_Problem description_.
Transcribe every line exactly and omit anything that is a picture.
─── The data
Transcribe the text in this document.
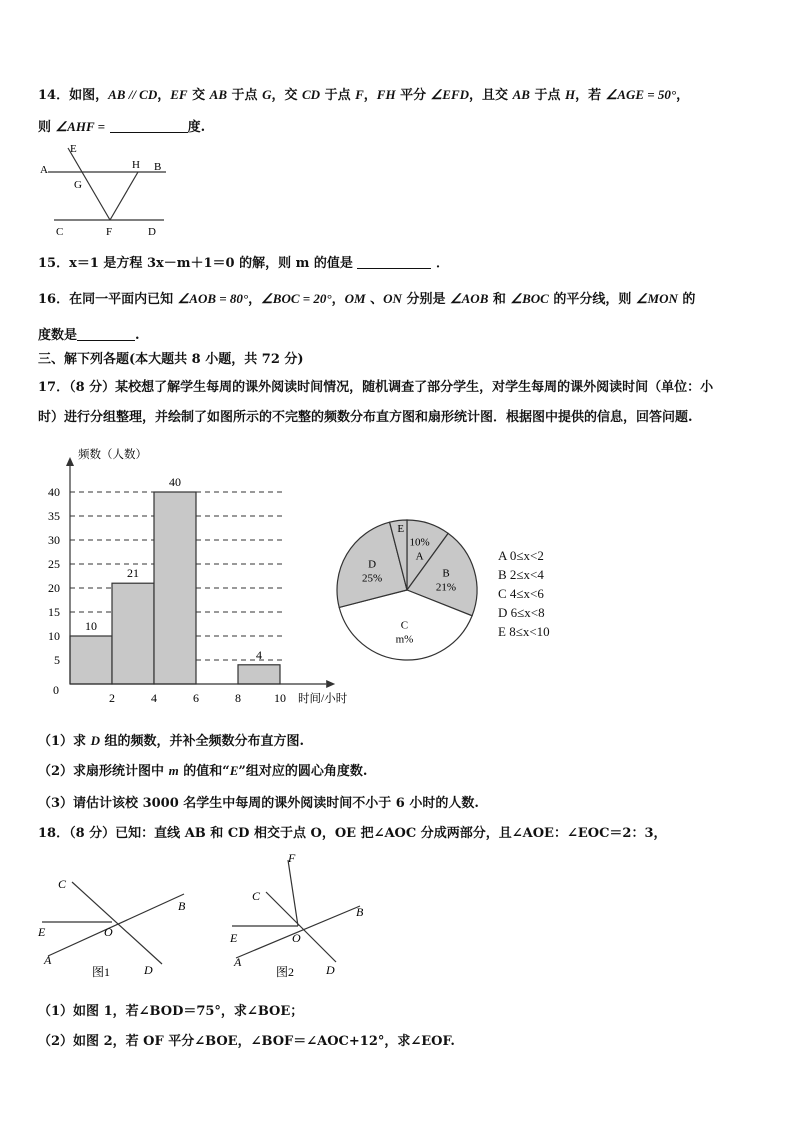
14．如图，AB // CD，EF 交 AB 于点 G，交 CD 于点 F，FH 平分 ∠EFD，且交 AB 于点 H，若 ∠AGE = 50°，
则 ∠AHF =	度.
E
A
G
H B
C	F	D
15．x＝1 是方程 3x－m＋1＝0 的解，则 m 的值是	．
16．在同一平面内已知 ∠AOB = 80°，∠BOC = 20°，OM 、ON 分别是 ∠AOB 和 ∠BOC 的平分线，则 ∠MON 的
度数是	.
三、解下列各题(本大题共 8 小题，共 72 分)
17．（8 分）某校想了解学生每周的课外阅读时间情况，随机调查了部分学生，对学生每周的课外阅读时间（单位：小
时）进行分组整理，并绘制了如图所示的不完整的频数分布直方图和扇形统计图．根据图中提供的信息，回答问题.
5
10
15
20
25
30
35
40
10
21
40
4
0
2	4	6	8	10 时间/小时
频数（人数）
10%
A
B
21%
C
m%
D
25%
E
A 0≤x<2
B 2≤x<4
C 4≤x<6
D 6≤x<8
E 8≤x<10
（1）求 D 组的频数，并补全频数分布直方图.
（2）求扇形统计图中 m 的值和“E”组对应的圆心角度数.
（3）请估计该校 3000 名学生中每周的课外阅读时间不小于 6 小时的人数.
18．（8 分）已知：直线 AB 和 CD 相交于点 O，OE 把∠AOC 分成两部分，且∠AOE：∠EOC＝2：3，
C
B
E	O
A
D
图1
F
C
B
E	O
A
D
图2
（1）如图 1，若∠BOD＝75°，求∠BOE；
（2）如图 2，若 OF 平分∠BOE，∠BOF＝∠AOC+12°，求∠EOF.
──────
_Finished answer_.
Transcribe the text in this document.
14．如图，AB // CD，EF 交 AB 于点 G，交 CD 于点 F，FH 平分 ∠EFD，且交 AB 于点 H，若 ∠AGE = 50°，
则 ∠AHF =	度.
E
A
G
H B
C	F	D
15．x＝1 是方程 3x－m＋1＝0 的解，则 m 的值是	．
16．在同一平面内已知 ∠AOB = 80°，∠BOC = 20°，OM 、ON 分别是 ∠AOB 和 ∠BOC 的平分线，则 ∠MON 的
度数是	.
三、解下列各题(本大题共 8 小题，共 72 分)
17．（8 分）某校想了解学生每周的课外阅读时间情况，随机调查了部分学生，对学生每周的课外阅读时间（单位：小
时）进行分组整理，并绘制了如图所示的不完整的频数分布直方图和扇形统计图．根据图中提供的信息，回答问题.
5
10
15
20
25
30
35
40
10
21
40
4
0
2	4	6	8	10 时间/小时
频数（人数）
10%
A
B
21%
C
m%
D
25%
E
A 0≤x<2
B 2≤x<4
C 4≤x<6
D 6≤x<8
E 8≤x<10
（1）求 D 组的频数，并补全频数分布直方图.
（2）求扇形统计图中 m 的值和“E”组对应的圆心角度数.
（3）请估计该校 3000 名学生中每周的课外阅读时间不小于 6 小时的人数.
18．（8 分）已知：直线 AB 和 CD 相交于点 O，OE 把∠AOC 分成两部分，且∠AOE：∠EOC＝2：3，
C
B
E	O
A
D
图1
F
C
B
E	O
A
D
图2
（1）如图 1，若∠BOD＝75°，求∠BOE；
（2）如图 2，若 OF 平分∠BOE，∠BOF＝∠AOC+12°，求∠EOF.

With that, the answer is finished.